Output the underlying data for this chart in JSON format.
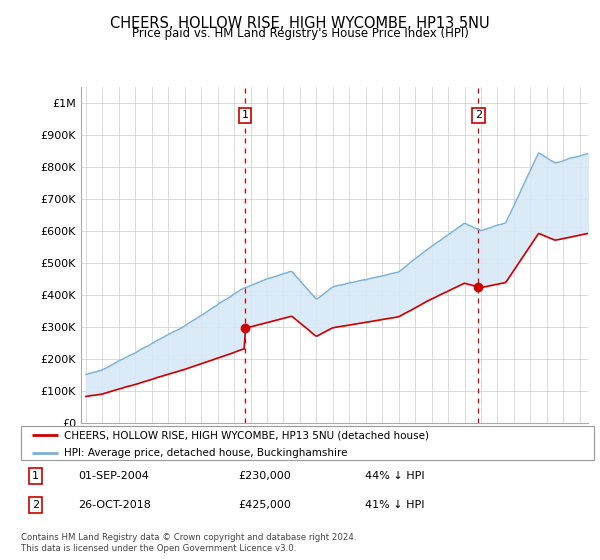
{
  "title": "CHEERS, HOLLOW RISE, HIGH WYCOMBE, HP13 5NU",
  "subtitle": "Price paid vs. HM Land Registry's House Price Index (HPI)",
  "ylim": [
    0,
    1050000
  ],
  "yticks": [
    0,
    100000,
    200000,
    300000,
    400000,
    500000,
    600000,
    700000,
    800000,
    900000,
    1000000
  ],
  "ytick_labels": [
    "£0",
    "£100K",
    "£200K",
    "£300K",
    "£400K",
    "£500K",
    "£600K",
    "£700K",
    "£800K",
    "£900K",
    "£1M"
  ],
  "hpi_color": "#7bafd4",
  "hpi_fill_color": "#d6e8f5",
  "price_color": "#cc0000",
  "dashed_color": "#cc0000",
  "marker1_x": 2004.67,
  "marker2_x": 2018.83,
  "marker1_price": 230000,
  "marker2_price": 425000,
  "marker1_label": "01-SEP-2004",
  "marker2_label": "26-OCT-2018",
  "marker1_pct": "44% ↓ HPI",
  "marker2_pct": "41% ↓ HPI",
  "legend_property_label": "CHEERS, HOLLOW RISE, HIGH WYCOMBE, HP13 5NU (detached house)",
  "legend_hpi_label": "HPI: Average price, detached house, Buckinghamshire",
  "footnote": "Contains HM Land Registry data © Crown copyright and database right 2024.\nThis data is licensed under the Open Government Licence v3.0.",
  "background_color": "#ffffff",
  "grid_color": "#cccccc",
  "xlim_left": 1995.0,
  "xlim_right": 2025.5
}
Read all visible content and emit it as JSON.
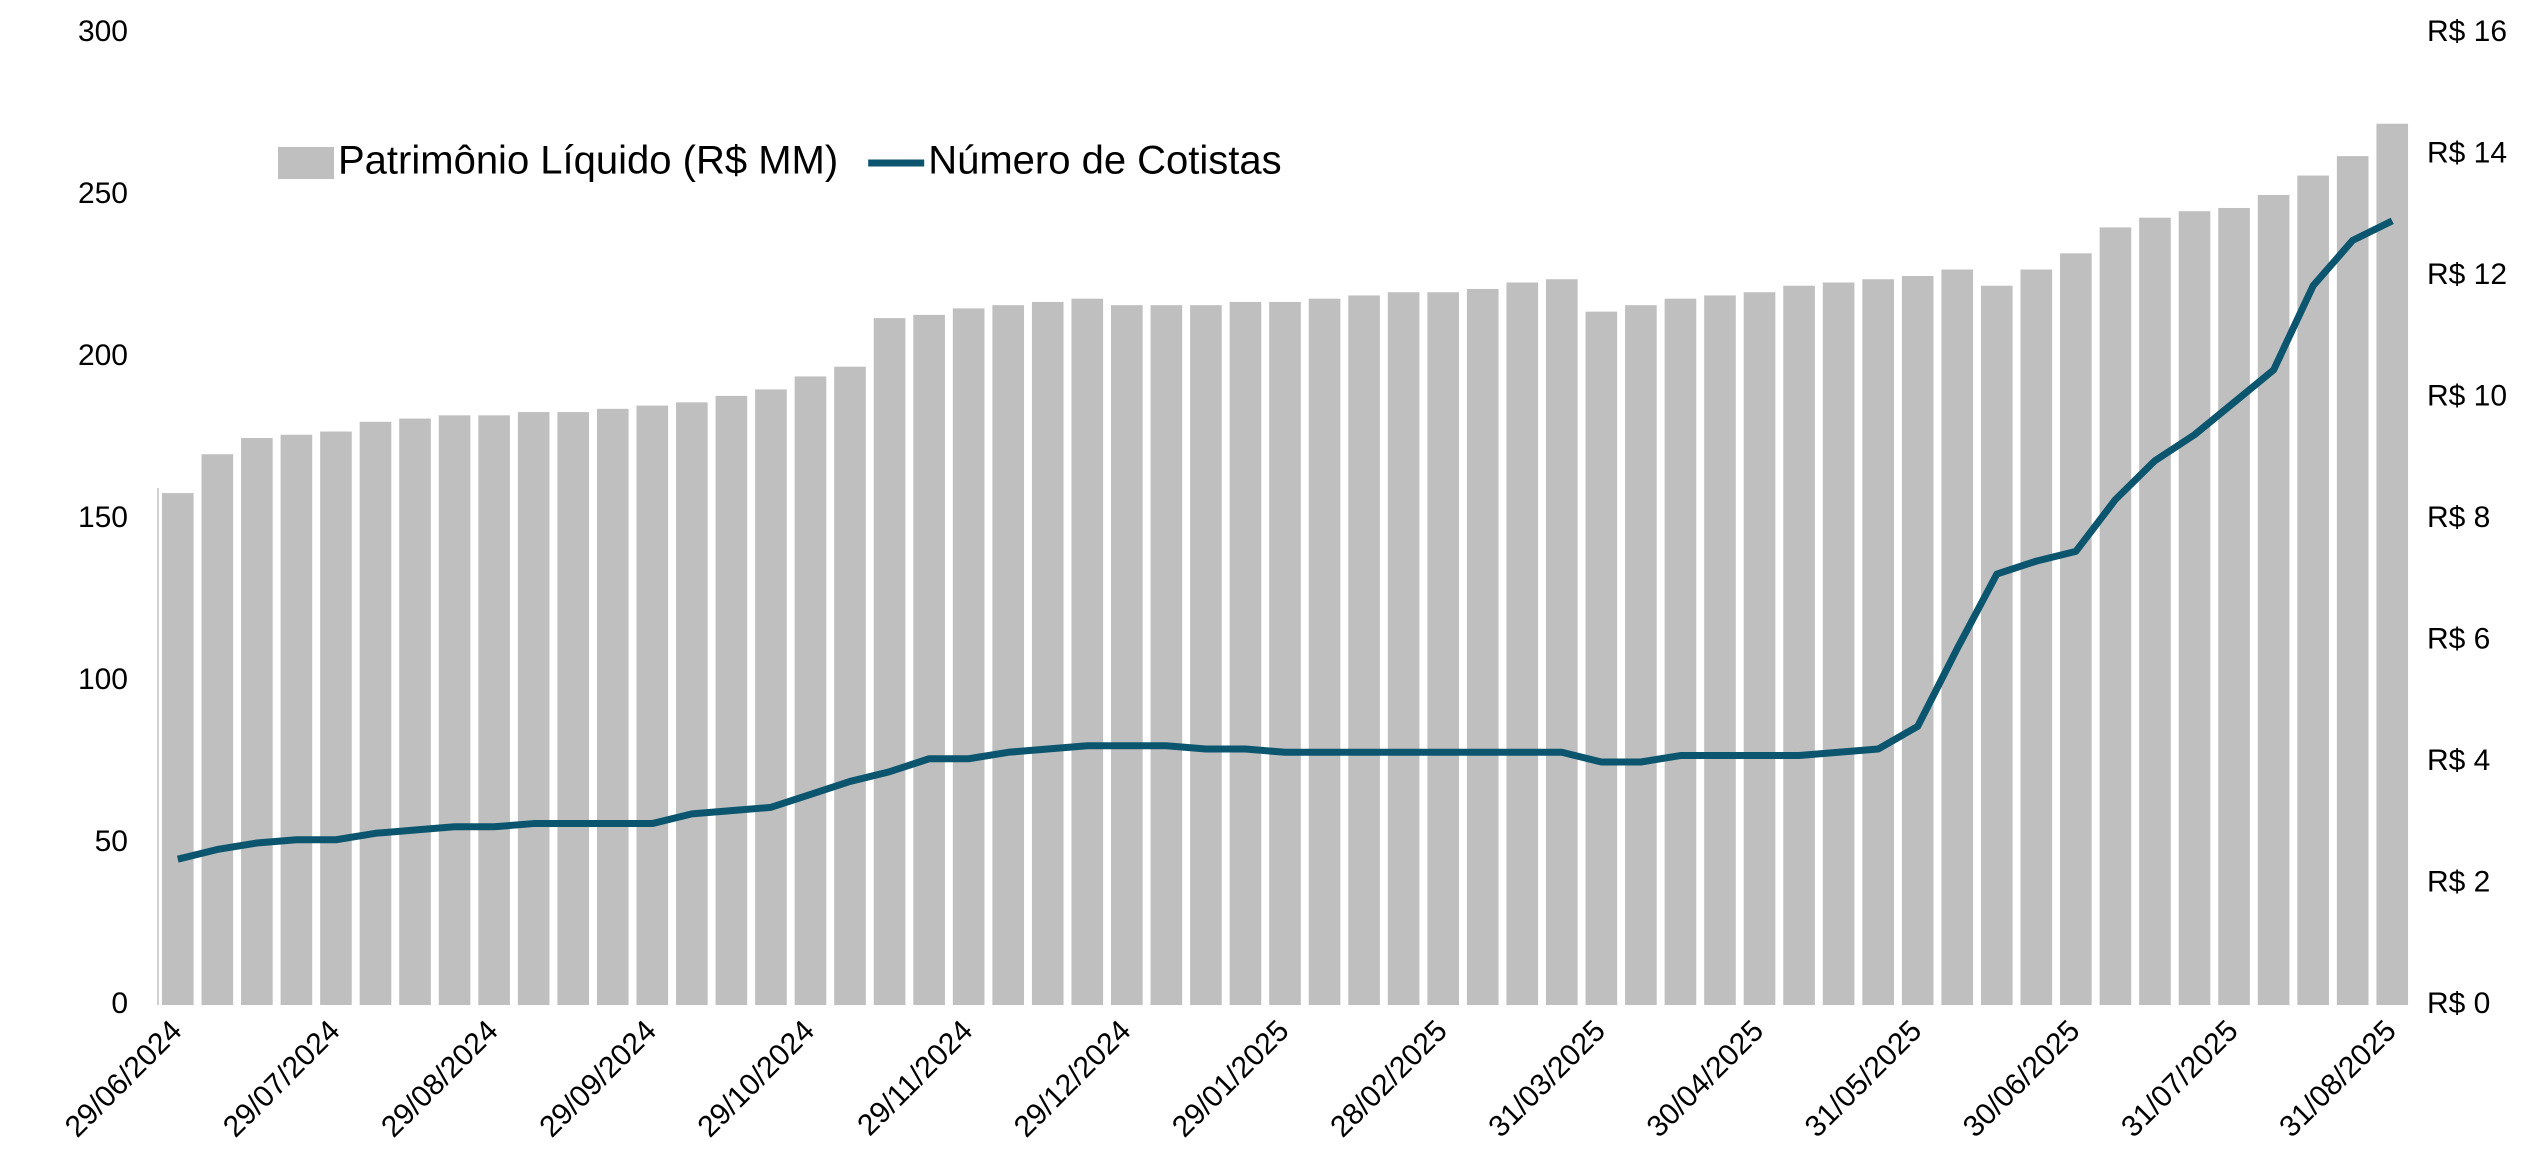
{
  "chart_data": {
    "type": "bar_line",
    "categories": [
      "29/06/2024",
      null,
      null,
      null,
      "29/07/2024",
      null,
      null,
      null,
      "29/08/2024",
      null,
      null,
      null,
      "29/09/2024",
      null,
      null,
      null,
      "29/10/2024",
      null,
      null,
      null,
      "29/11/2024",
      null,
      null,
      null,
      "29/12/2024",
      null,
      null,
      null,
      "29/01/2025",
      null,
      null,
      null,
      "28/02/2025",
      null,
      null,
      null,
      "31/03/2025",
      null,
      null,
      null,
      "30/04/2025",
      null,
      null,
      null,
      "31/05/2025",
      null,
      null,
      null,
      "30/06/2025",
      null,
      null,
      null,
      "31/07/2025",
      null,
      null,
      null,
      "31/08/2025"
    ],
    "series": [
      {
        "name": "Patrimônio Líquido (R$ MM)",
        "color": "#bfbfbf",
        "kind": "bar",
        "values": [
          158,
          170,
          175,
          176,
          177,
          180,
          181,
          182,
          182,
          183,
          183,
          184,
          185,
          186,
          188,
          190,
          194,
          197,
          212,
          213,
          215,
          216,
          217,
          218,
          216,
          216,
          216,
          217,
          217,
          218,
          219,
          220,
          220,
          221,
          223,
          224,
          214,
          216,
          218,
          219,
          220,
          222,
          223,
          224,
          225,
          227,
          222,
          227,
          232,
          240,
          243,
          245,
          246,
          250,
          256,
          262,
          272
        ]
      },
      {
        "name": "Número de Cotistas",
        "color": "#0b566e",
        "kind": "line",
        "values": [
          45,
          48,
          50,
          51,
          51,
          53,
          54,
          55,
          55,
          56,
          56,
          56,
          56,
          59,
          60,
          61,
          65,
          69,
          72,
          76,
          76,
          78,
          79,
          80,
          80,
          80,
          79,
          79,
          78,
          78,
          78,
          78,
          78,
          78,
          78,
          78,
          75,
          75,
          77,
          77,
          77,
          77,
          78,
          79,
          86,
          110,
          133,
          137,
          140,
          156,
          168,
          176,
          186,
          196,
          222,
          236,
          242
        ]
      }
    ],
    "ylim": [
      0,
      300
    ],
    "yticks": [
      0,
      50,
      100,
      150,
      200,
      250,
      300
    ],
    "y2lim": [
      0,
      16
    ],
    "y2ticks": [
      {
        "value": 0,
        "label": "R$ 0"
      },
      {
        "value": 2,
        "label": "R$ 2"
      },
      {
        "value": 4,
        "label": "R$ 4"
      },
      {
        "value": 6,
        "label": "R$ 6"
      },
      {
        "value": 8,
        "label": "R$ 8"
      },
      {
        "value": 10,
        "label": "R$ 10"
      },
      {
        "value": 12,
        "label": "R$ 12"
      },
      {
        "value": 14,
        "label": "R$ 14"
      },
      {
        "value": 16,
        "label": "R$ 16"
      }
    ],
    "legend": "top-left"
  }
}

TASK REQUIREMENTS
Tally the lines in these entries that have the string "name" in them, then answer with the count and nothing else.

FINAL ANSWER
2